- [The problem] Images appear in the records below; leave them out and repeat everything else exactly.

- [Material for the task]
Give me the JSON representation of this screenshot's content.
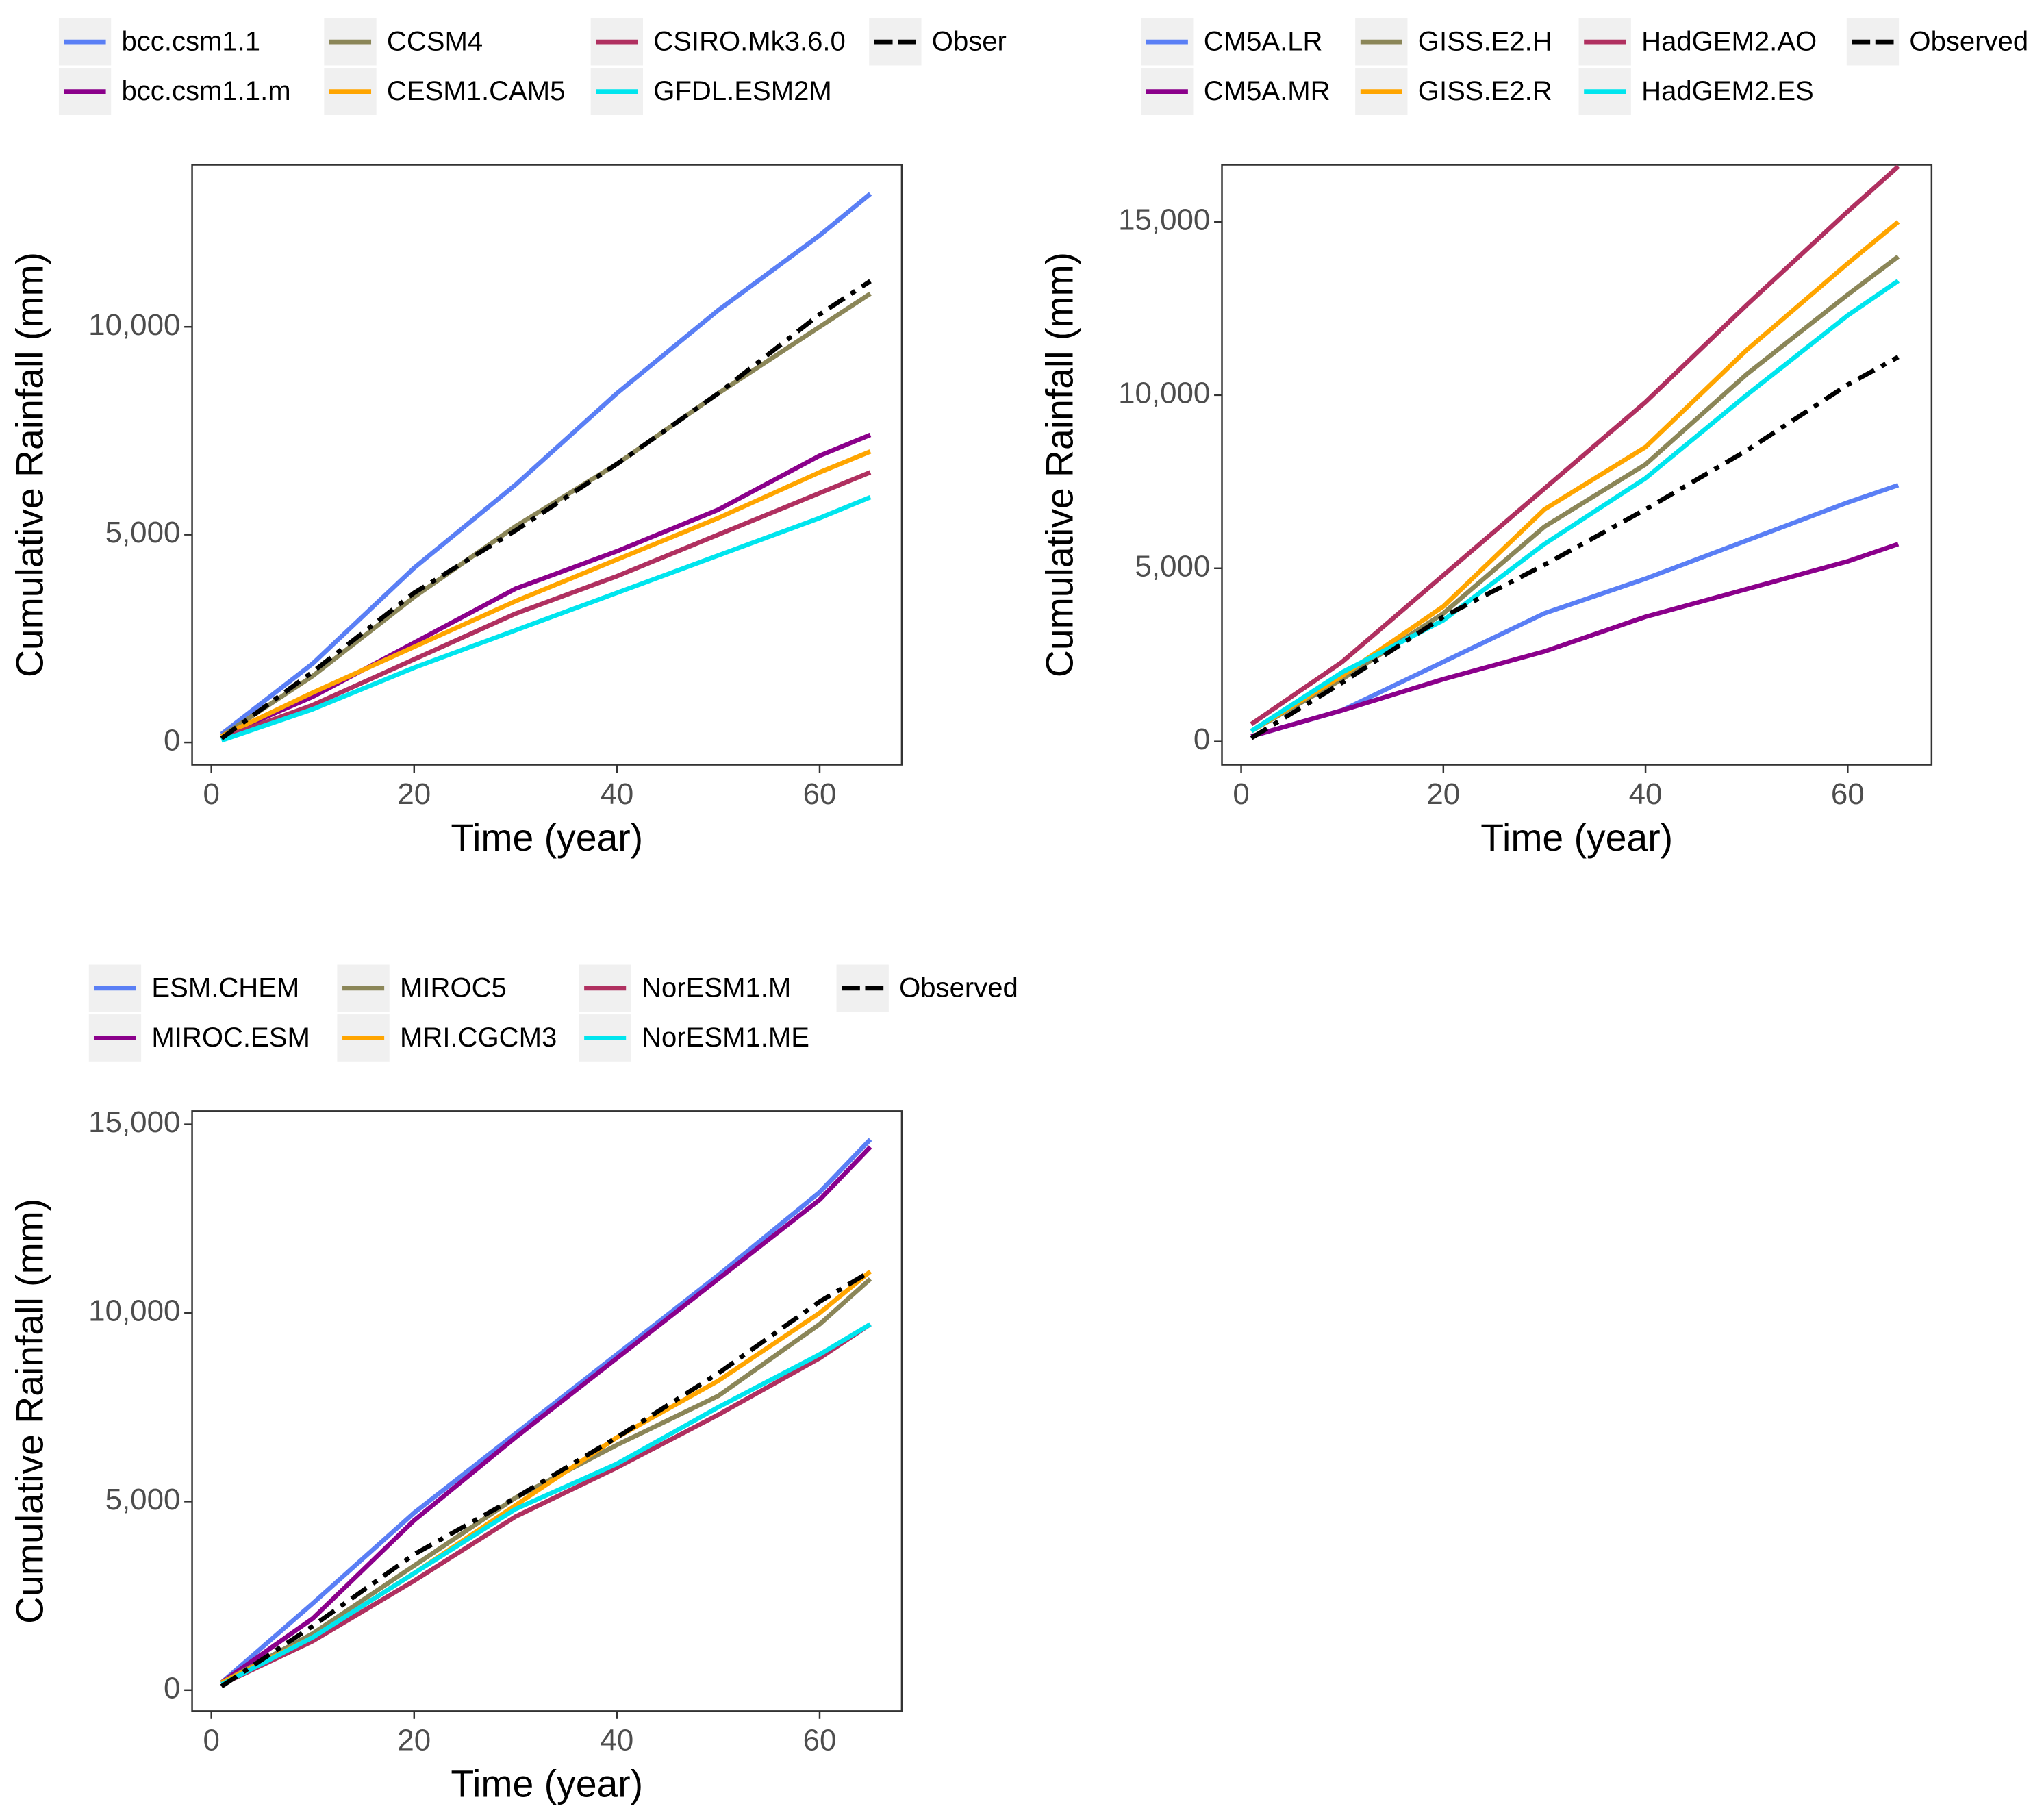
{
  "chart_data": [
    {
      "type": "line",
      "x_label": "Time (year)",
      "y_label": "Cumulative Rainfall (mm)",
      "x": [
        1,
        10,
        20,
        30,
        40,
        50,
        60,
        65
      ],
      "xlim": [
        -1.9,
        68.1
      ],
      "xticks": [
        0,
        20,
        40,
        60
      ],
      "ylim": [
        -535,
        13900
      ],
      "yticks": [
        0,
        {
          "value": 5000,
          "label": "5,000"
        },
        {
          "value": 10000,
          "label": "10,000"
        }
      ],
      "series": [
        {
          "name": "bcc.csm1.1",
          "color": "#5a7ff5",
          "values": [
            200,
            1900,
            4200,
            6200,
            8400,
            10400,
            12200,
            13200
          ]
        },
        {
          "name": "bcc.csm1.1.m",
          "color": "#8b008b",
          "values": [
            150,
            1100,
            2400,
            3700,
            4600,
            5600,
            6900,
            7400
          ]
        },
        {
          "name": "CCSM4",
          "color": "#8b8658",
          "values": [
            150,
            1600,
            3500,
            5200,
            6700,
            8400,
            10000,
            10800
          ]
        },
        {
          "name": "CESM1.CAM5",
          "color": "#ffa500",
          "values": [
            150,
            1200,
            2300,
            3400,
            4400,
            5400,
            6500,
            7000
          ]
        },
        {
          "name": "CSIRO.Mk3.6.0",
          "color": "#b03060",
          "values": [
            100,
            900,
            2000,
            3100,
            4000,
            5000,
            6000,
            6500
          ]
        },
        {
          "name": "GFDL.ESM2M",
          "color": "#00e5ee",
          "values": [
            50,
            800,
            1800,
            2700,
            3600,
            4500,
            5400,
            5900
          ]
        },
        {
          "name": "Obser",
          "color": "#000000",
          "dashed": true,
          "values": [
            100,
            1700,
            3600,
            5100,
            6700,
            8400,
            10300,
            11100
          ]
        }
      ]
    },
    {
      "type": "line",
      "x_label": "Time (year)",
      "y_label": "Cumulative Rainfall (mm)",
      "x": [
        1,
        10,
        20,
        30,
        40,
        50,
        60,
        65
      ],
      "xlim": [
        -1.9,
        68.3
      ],
      "xticks": [
        0,
        20,
        40,
        60
      ],
      "ylim": [
        -670,
        16650
      ],
      "yticks": [
        0,
        {
          "value": 5000,
          "label": "5,000"
        },
        {
          "value": 10000,
          "label": "10,000"
        },
        {
          "value": 15000,
          "label": "15,000"
        }
      ],
      "series": [
        {
          "name": "CM5A.LR",
          "color": "#5a7ff5",
          "values": [
            150,
            900,
            2300,
            3700,
            4700,
            5800,
            6900,
            7400
          ]
        },
        {
          "name": "CM5A.MR",
          "color": "#8b008b",
          "values": [
            150,
            900,
            1800,
            2600,
            3600,
            4400,
            5200,
            5700
          ]
        },
        {
          "name": "GISS.E2.H",
          "color": "#8b8658",
          "values": [
            300,
            1800,
            3700,
            6200,
            8000,
            10600,
            12900,
            14000
          ]
        },
        {
          "name": "GISS.E2.R",
          "color": "#ffa500",
          "values": [
            300,
            1900,
            3900,
            6700,
            8500,
            11300,
            13800,
            15000
          ]
        },
        {
          "name": "HadGEM2.AO",
          "color": "#b03060",
          "values": [
            500,
            2300,
            4800,
            7300,
            9800,
            12600,
            15300,
            16600
          ]
        },
        {
          "name": "HadGEM2.ES",
          "color": "#00e5ee",
          "values": [
            300,
            2000,
            3500,
            5700,
            7600,
            10000,
            12300,
            13300
          ]
        },
        {
          "name": "Observed",
          "color": "#000000",
          "dashed": true,
          "values": [
            100,
            1700,
            3600,
            5100,
            6700,
            8400,
            10300,
            11100
          ]
        }
      ]
    },
    {
      "type": "line",
      "x_label": "Time (year)",
      "y_label": "Cumulative Rainfall (mm)",
      "x": [
        1,
        10,
        20,
        30,
        40,
        50,
        60,
        65
      ],
      "xlim": [
        -1.9,
        68.1
      ],
      "xticks": [
        0,
        20,
        40,
        60
      ],
      "ylim": [
        -555,
        15350
      ],
      "yticks": [
        0,
        {
          "value": 5000,
          "label": "5,000"
        },
        {
          "value": 10000,
          "label": "10,000"
        },
        {
          "value": 15000,
          "label": "15,000"
        }
      ],
      "series": [
        {
          "name": "ESM.CHEM",
          "color": "#5a7ff5",
          "values": [
            200,
            2300,
            4700,
            6800,
            8900,
            11000,
            13200,
            14600
          ]
        },
        {
          "name": "MIROC.ESM",
          "color": "#8b008b",
          "values": [
            200,
            1900,
            4500,
            6700,
            8800,
            10900,
            13000,
            14400
          ]
        },
        {
          "name": "MIROC5",
          "color": "#8b8658",
          "values": [
            200,
            1500,
            3300,
            5100,
            6500,
            7800,
            9700,
            10900
          ]
        },
        {
          "name": "MRI.CGCM3",
          "color": "#ffa500",
          "values": [
            200,
            1400,
            3100,
            4900,
            6700,
            8200,
            10000,
            11100
          ]
        },
        {
          "name": "NorESM1.M",
          "color": "#b03060",
          "values": [
            150,
            1300,
            2900,
            4600,
            5900,
            7300,
            8800,
            9700
          ]
        },
        {
          "name": "NorESM1.ME",
          "color": "#00e5ee",
          "values": [
            150,
            1400,
            3100,
            4800,
            6000,
            7500,
            8900,
            9700
          ]
        },
        {
          "name": "Observed",
          "color": "#000000",
          "dashed": true,
          "values": [
            100,
            1700,
            3600,
            5100,
            6700,
            8400,
            10300,
            11100
          ]
        }
      ]
    }
  ]
}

- [Written reply]
Give me the JSON representation of this screenshot's content.
{
  "chart_data": [
    {
      "type": "line",
      "x_label": "Time (year)",
      "y_label": "Cumulative Rainfall (mm)",
      "x": [
        1,
        10,
        20,
        30,
        40,
        50,
        60,
        65
      ],
      "xlim": [
        -1.9,
        68.1
      ],
      "xticks": [
        0,
        20,
        40,
        60
      ],
      "ylim": [
        -535,
        13900
      ],
      "yticks": [
        0,
        {
          "value": 5000,
          "label": "5,000"
        },
        {
          "value": 10000,
          "label": "10,000"
        }
      ],
      "series": [
        {
          "name": "bcc.csm1.1",
          "color": "#5a7ff5",
          "values": [
            200,
            1900,
            4200,
            6200,
            8400,
            10400,
            12200,
            13200
          ]
        },
        {
          "name": "bcc.csm1.1.m",
          "color": "#8b008b",
          "values": [
            150,
            1100,
            2400,
            3700,
            4600,
            5600,
            6900,
            7400
          ]
        },
        {
          "name": "CCSM4",
          "color": "#8b8658",
          "values": [
            150,
            1600,
            3500,
            5200,
            6700,
            8400,
            10000,
            10800
          ]
        },
        {
          "name": "CESM1.CAM5",
          "color": "#ffa500",
          "values": [
            150,
            1200,
            2300,
            3400,
            4400,
            5400,
            6500,
            7000
          ]
        },
        {
          "name": "CSIRO.Mk3.6.0",
          "color": "#b03060",
          "values": [
            100,
            900,
            2000,
            3100,
            4000,
            5000,
            6000,
            6500
          ]
        },
        {
          "name": "GFDL.ESM2M",
          "color": "#00e5ee",
          "values": [
            50,
            800,
            1800,
            2700,
            3600,
            4500,
            5400,
            5900
          ]
        },
        {
          "name": "Obser",
          "color": "#000000",
          "dashed": true,
          "values": [
            100,
            1700,
            3600,
            5100,
            6700,
            8400,
            10300,
            11100
          ]
        }
      ]
    },
    {
      "type": "line",
      "x_label": "Time (year)",
      "y_label": "Cumulative Rainfall (mm)",
      "x": [
        1,
        10,
        20,
        30,
        40,
        50,
        60,
        65
      ],
      "xlim": [
        -1.9,
        68.3
      ],
      "xticks": [
        0,
        20,
        40,
        60
      ],
      "ylim": [
        -670,
        16650
      ],
      "yticks": [
        0,
        {
          "value": 5000,
          "label": "5,000"
        },
        {
          "value": 10000,
          "label": "10,000"
        },
        {
          "value": 15000,
          "label": "15,000"
        }
      ],
      "series": [
        {
          "name": "CM5A.LR",
          "color": "#5a7ff5",
          "values": [
            150,
            900,
            2300,
            3700,
            4700,
            5800,
            6900,
            7400
          ]
        },
        {
          "name": "CM5A.MR",
          "color": "#8b008b",
          "values": [
            150,
            900,
            1800,
            2600,
            3600,
            4400,
            5200,
            5700
          ]
        },
        {
          "name": "GISS.E2.H",
          "color": "#8b8658",
          "values": [
            300,
            1800,
            3700,
            6200,
            8000,
            10600,
            12900,
            14000
          ]
        },
        {
          "name": "GISS.E2.R",
          "color": "#ffa500",
          "values": [
            300,
            1900,
            3900,
            6700,
            8500,
            11300,
            13800,
            15000
          ]
        },
        {
          "name": "HadGEM2.AO",
          "color": "#b03060",
          "values": [
            500,
            2300,
            4800,
            7300,
            9800,
            12600,
            15300,
            16600
          ]
        },
        {
          "name": "HadGEM2.ES",
          "color": "#00e5ee",
          "values": [
            300,
            2000,
            3500,
            5700,
            7600,
            10000,
            12300,
            13300
          ]
        },
        {
          "name": "Observed",
          "color": "#000000",
          "dashed": true,
          "values": [
            100,
            1700,
            3600,
            5100,
            6700,
            8400,
            10300,
            11100
          ]
        }
      ]
    },
    {
      "type": "line",
      "x_label": "Time (year)",
      "y_label": "Cumulative Rainfall (mm)",
      "x": [
        1,
        10,
        20,
        30,
        40,
        50,
        60,
        65
      ],
      "xlim": [
        -1.9,
        68.1
      ],
      "xticks": [
        0,
        20,
        40,
        60
      ],
      "ylim": [
        -555,
        15350
      ],
      "yticks": [
        0,
        {
          "value": 5000,
          "label": "5,000"
        },
        {
          "value": 10000,
          "label": "10,000"
        },
        {
          "value": 15000,
          "label": "15,000"
        }
      ],
      "series": [
        {
          "name": "ESM.CHEM",
          "color": "#5a7ff5",
          "values": [
            200,
            2300,
            4700,
            6800,
            8900,
            11000,
            13200,
            14600
          ]
        },
        {
          "name": "MIROC.ESM",
          "color": "#8b008b",
          "values": [
            200,
            1900,
            4500,
            6700,
            8800,
            10900,
            13000,
            14400
          ]
        },
        {
          "name": "MIROC5",
          "color": "#8b8658",
          "values": [
            200,
            1500,
            3300,
            5100,
            6500,
            7800,
            9700,
            10900
          ]
        },
        {
          "name": "MRI.CGCM3",
          "color": "#ffa500",
          "values": [
            200,
            1400,
            3100,
            4900,
            6700,
            8200,
            10000,
            11100
          ]
        },
        {
          "name": "NorESM1.M",
          "color": "#b03060",
          "values": [
            150,
            1300,
            2900,
            4600,
            5900,
            7300,
            8800,
            9700
          ]
        },
        {
          "name": "NorESM1.ME",
          "color": "#00e5ee",
          "values": [
            150,
            1400,
            3100,
            4800,
            6000,
            7500,
            8900,
            9700
          ]
        },
        {
          "name": "Observed",
          "color": "#000000",
          "dashed": true,
          "values": [
            100,
            1700,
            3600,
            5100,
            6700,
            8400,
            10300,
            11100
          ]
        }
      ]
    }
  ]
}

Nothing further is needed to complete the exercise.